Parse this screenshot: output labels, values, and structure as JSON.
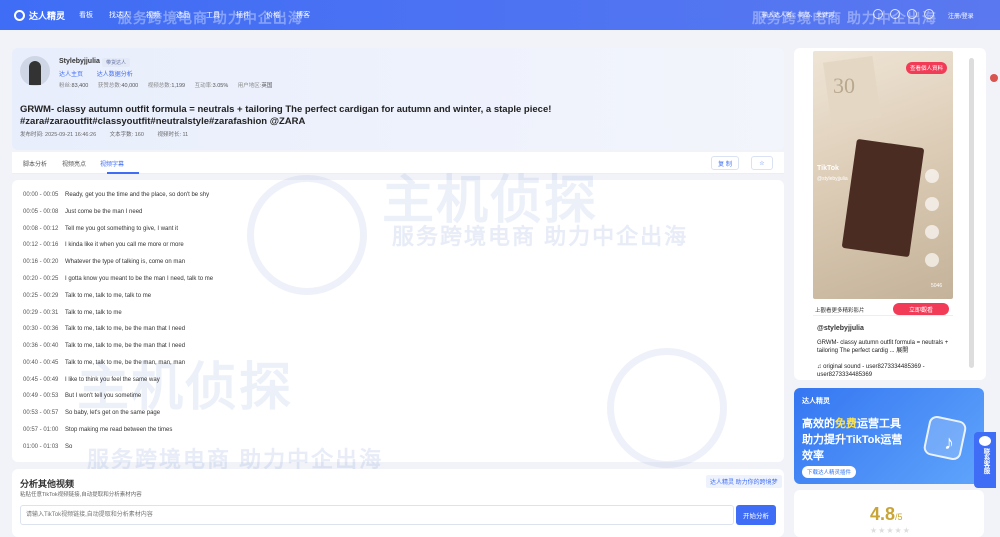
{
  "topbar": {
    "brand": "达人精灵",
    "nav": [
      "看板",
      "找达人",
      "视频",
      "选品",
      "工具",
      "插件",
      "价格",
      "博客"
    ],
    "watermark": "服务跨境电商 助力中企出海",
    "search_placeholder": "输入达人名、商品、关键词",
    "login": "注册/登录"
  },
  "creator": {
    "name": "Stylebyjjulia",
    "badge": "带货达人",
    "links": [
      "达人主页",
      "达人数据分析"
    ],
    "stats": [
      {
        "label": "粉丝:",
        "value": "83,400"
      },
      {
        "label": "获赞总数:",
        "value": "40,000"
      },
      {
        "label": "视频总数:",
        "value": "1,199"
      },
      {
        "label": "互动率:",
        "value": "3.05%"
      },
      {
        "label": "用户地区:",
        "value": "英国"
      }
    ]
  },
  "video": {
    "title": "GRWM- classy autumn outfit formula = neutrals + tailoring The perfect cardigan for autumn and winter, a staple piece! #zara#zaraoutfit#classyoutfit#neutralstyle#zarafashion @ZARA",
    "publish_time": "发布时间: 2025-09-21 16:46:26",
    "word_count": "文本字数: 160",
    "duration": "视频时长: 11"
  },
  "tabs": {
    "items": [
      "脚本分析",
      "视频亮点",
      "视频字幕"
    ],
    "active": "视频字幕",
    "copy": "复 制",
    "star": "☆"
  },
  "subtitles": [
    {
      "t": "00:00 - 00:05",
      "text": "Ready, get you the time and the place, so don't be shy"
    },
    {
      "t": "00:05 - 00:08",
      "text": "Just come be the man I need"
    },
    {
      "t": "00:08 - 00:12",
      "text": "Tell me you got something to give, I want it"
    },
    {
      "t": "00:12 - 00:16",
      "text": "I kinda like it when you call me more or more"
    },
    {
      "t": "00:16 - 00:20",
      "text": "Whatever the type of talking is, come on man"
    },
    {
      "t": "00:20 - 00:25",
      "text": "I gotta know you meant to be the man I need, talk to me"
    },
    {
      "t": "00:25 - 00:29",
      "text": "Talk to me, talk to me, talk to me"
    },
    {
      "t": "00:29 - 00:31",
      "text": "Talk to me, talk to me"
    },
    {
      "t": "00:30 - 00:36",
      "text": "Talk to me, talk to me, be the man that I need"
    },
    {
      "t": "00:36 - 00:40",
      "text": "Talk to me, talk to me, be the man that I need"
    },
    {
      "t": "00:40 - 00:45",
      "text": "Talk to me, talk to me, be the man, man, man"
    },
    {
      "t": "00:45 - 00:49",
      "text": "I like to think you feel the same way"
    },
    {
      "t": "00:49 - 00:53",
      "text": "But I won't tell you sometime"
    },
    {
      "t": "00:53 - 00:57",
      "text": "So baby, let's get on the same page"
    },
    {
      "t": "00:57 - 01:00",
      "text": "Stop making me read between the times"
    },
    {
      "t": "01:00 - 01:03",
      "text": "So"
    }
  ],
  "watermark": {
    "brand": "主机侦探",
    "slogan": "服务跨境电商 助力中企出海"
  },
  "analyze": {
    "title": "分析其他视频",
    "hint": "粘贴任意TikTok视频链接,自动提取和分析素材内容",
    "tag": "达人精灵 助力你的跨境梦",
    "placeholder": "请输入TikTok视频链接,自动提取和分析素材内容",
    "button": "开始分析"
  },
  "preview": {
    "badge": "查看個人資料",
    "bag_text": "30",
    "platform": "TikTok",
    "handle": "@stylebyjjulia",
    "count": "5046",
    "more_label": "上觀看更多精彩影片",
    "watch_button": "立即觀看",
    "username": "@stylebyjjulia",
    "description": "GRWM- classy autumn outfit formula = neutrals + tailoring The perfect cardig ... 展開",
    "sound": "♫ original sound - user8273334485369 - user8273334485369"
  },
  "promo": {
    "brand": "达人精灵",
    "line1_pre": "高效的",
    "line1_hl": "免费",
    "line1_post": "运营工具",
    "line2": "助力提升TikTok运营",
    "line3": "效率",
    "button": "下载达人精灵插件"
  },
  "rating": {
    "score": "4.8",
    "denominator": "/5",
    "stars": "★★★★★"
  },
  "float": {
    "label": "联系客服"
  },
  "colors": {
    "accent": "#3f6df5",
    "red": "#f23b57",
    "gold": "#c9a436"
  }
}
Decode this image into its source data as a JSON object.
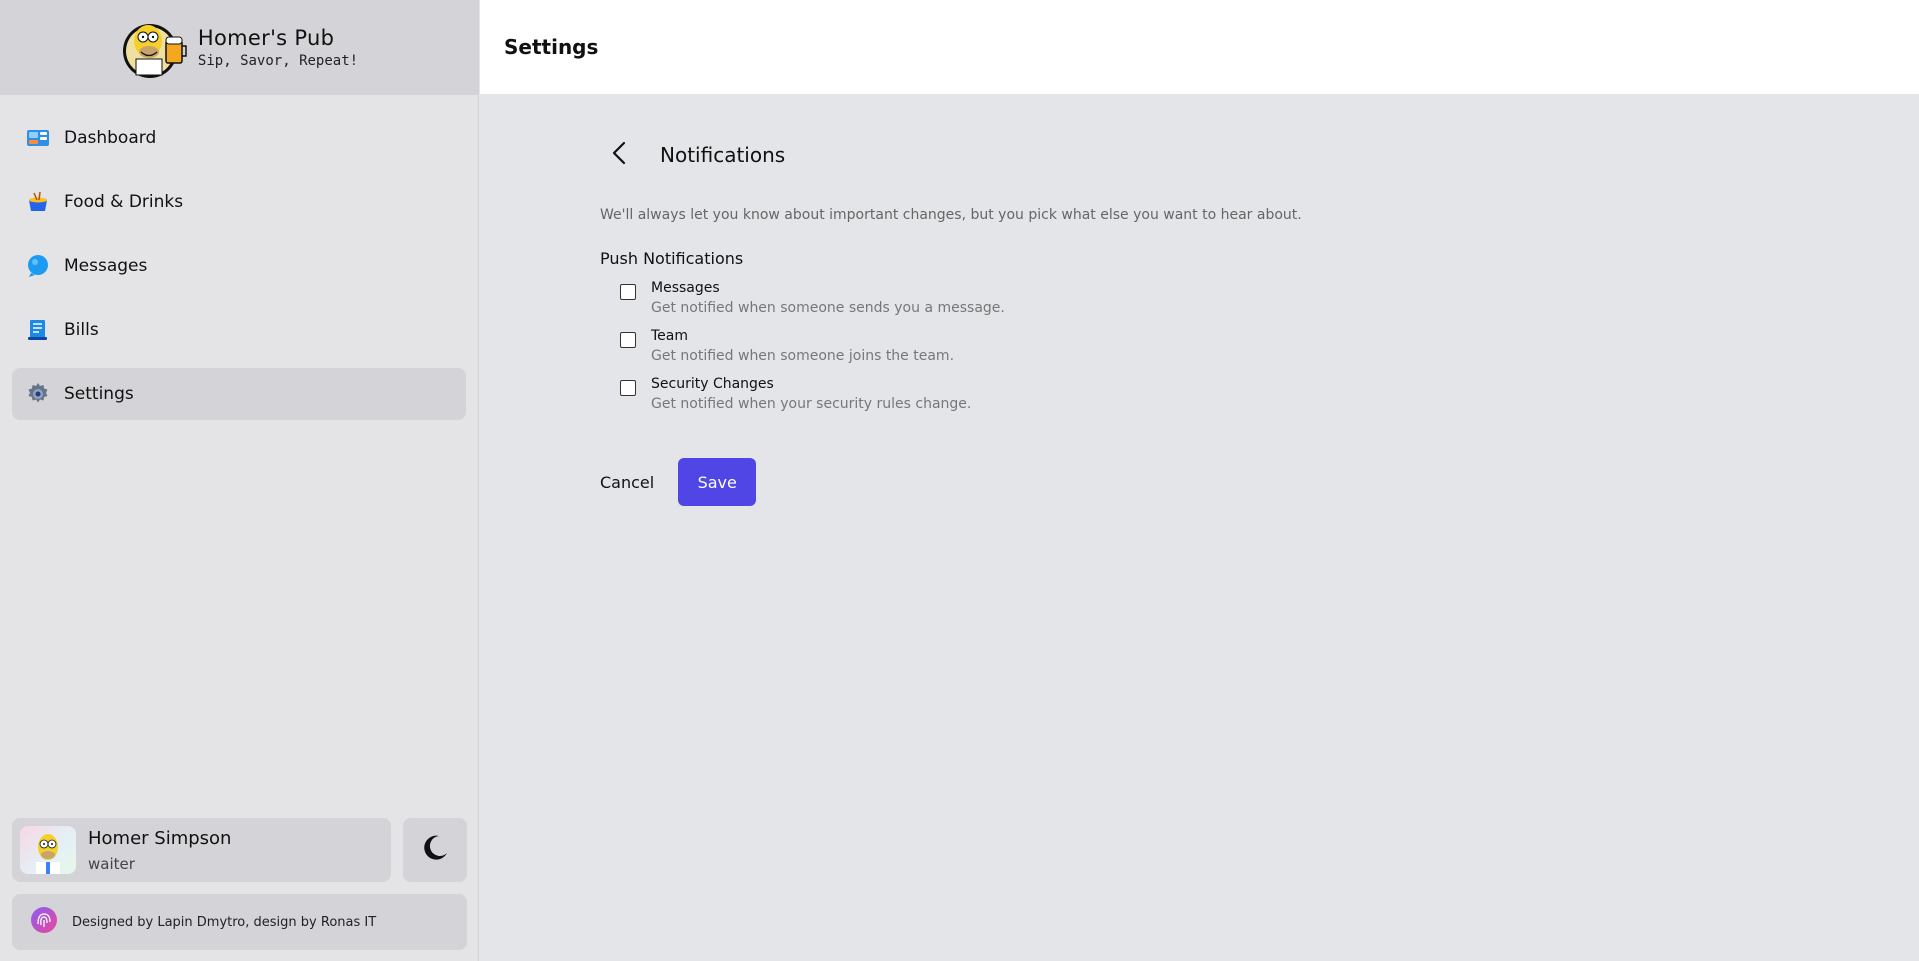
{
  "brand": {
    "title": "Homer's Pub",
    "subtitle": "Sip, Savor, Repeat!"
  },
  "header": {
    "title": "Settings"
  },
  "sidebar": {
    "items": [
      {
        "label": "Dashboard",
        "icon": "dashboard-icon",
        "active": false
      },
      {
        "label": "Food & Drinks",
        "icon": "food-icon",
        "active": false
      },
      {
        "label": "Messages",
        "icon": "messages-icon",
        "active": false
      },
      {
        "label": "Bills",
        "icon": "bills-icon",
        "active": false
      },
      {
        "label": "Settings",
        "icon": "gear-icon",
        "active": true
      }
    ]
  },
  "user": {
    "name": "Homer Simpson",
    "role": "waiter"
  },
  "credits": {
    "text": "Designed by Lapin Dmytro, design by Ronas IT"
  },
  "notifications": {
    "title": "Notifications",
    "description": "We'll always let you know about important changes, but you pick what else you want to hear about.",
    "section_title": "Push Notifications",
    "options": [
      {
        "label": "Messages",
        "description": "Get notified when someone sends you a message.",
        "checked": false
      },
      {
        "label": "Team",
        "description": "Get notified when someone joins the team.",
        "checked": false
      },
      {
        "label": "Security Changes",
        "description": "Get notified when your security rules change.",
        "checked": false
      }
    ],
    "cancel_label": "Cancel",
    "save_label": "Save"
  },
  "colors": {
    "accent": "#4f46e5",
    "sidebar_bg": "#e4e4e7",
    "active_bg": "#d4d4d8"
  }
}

What you need to do:
Check each line above for the word "Homer" and copy the ones that have it.

Reply to the task:
    "title": "Homer's Pub",
    "name": "Homer Simpson",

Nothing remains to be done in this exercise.